YOUR OBJECTIVE » Take the entries below and reproduce them word for word.

DATA SUPPLIED »
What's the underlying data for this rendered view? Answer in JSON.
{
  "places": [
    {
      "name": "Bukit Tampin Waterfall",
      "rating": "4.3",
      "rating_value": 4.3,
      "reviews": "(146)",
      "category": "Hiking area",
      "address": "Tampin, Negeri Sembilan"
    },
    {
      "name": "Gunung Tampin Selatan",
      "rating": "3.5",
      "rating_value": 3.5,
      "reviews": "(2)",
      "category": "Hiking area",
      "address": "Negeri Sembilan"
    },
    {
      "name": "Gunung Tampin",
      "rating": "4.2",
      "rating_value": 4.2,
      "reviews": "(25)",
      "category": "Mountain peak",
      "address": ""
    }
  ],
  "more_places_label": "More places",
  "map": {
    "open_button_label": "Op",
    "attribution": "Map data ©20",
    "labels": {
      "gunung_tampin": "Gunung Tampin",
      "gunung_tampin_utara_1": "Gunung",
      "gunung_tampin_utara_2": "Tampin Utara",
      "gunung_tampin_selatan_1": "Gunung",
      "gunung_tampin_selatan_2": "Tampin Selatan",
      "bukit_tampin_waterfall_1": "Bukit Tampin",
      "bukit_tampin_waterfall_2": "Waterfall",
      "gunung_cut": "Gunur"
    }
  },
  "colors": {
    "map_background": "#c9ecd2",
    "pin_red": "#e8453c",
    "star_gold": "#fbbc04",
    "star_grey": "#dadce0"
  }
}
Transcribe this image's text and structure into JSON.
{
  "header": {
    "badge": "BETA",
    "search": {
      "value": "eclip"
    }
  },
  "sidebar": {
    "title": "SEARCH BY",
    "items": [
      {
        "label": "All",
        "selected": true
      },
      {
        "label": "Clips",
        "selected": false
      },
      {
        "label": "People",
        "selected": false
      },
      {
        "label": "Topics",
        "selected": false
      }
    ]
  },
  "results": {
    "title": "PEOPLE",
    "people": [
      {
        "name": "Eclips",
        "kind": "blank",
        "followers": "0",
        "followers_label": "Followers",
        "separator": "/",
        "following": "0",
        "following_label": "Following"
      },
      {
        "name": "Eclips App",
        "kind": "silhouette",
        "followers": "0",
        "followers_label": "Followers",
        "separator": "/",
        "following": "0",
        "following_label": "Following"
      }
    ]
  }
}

CORRECT OUTPUT »
What's the underlying data for this rendered view? Answer in JSON.
{
  "places": [
    {
      "name": "Bukit Tampin Waterfall",
      "rating": "4.3",
      "rating_value": 4.3,
      "reviews": "(146)",
      "category": "Hiking area",
      "address": "Tampin, Negeri Sembilan"
    },
    {
      "name": "Gunung Tampin Selatan",
      "rating": "3.5",
      "rating_value": 3.5,
      "reviews": "(2)",
      "category": "Hiking area",
      "address": "Negeri Sembilan"
    },
    {
      "name": "Gunung Tampin",
      "rating": "4.2",
      "rating_value": 4.2,
      "reviews": "(25)",
      "category": "Mountain peak",
      "address": ""
    }
  ],
  "more_places_label": "More places",
  "map": {
    "open_button_label": "Op",
    "attribution": "Map data ©20",
    "labels": {
      "gunung_tampin": "Gunung Tampin",
      "gunung_tampin_utara_1": "Gunung",
      "gunung_tampin_utara_2": "Tampin Utara",
      "gunung_tampin_selatan_1": "Gunung",
      "gunung_tampin_selatan_2": "Tampin Selatan",
      "bukit_tampin_waterfall_1": "Bukit Tampin",
      "bukit_tampin_waterfall_2": "Waterfall",
      "gunung_cut": "Gunur"
    }
  },
  "colors": {
    "map_background": "#c9ecd2",
    "pin_red": "#e8453c",
    "star_gold": "#fbbc04",
    "star_grey": "#dadce0"
  }
}
Transcribe this image's text and structure into JSON.
{
  "header": {
    "badge": "BETA",
    "search": {
      "value": "eclip"
    }
  },
  "sidebar": {
    "title": "SEARCH BY",
    "items": [
      {
        "label": "All",
        "selected": true
      },
      {
        "label": "Clips",
        "selected": false
      },
      {
        "label": "People",
        "selected": false
      },
      {
        "label": "Topics",
        "selected": false
      }
    ]
  },
  "results": {
    "title": "PEOPLE",
    "people": [
      {
        "name": "Eclips",
        "kind": "blank",
        "followers": "0",
        "followers_label": "Followers",
        "separator": "/",
        "following": "0",
        "following_label": "Following"
      },
      {
        "name": "Eclips App",
        "kind": "silhouette",
        "followers": "0",
        "followers_label": "Followers",
        "separator": "/",
        "following": "0",
        "following_label": "Following"
      }
    ]
  }
}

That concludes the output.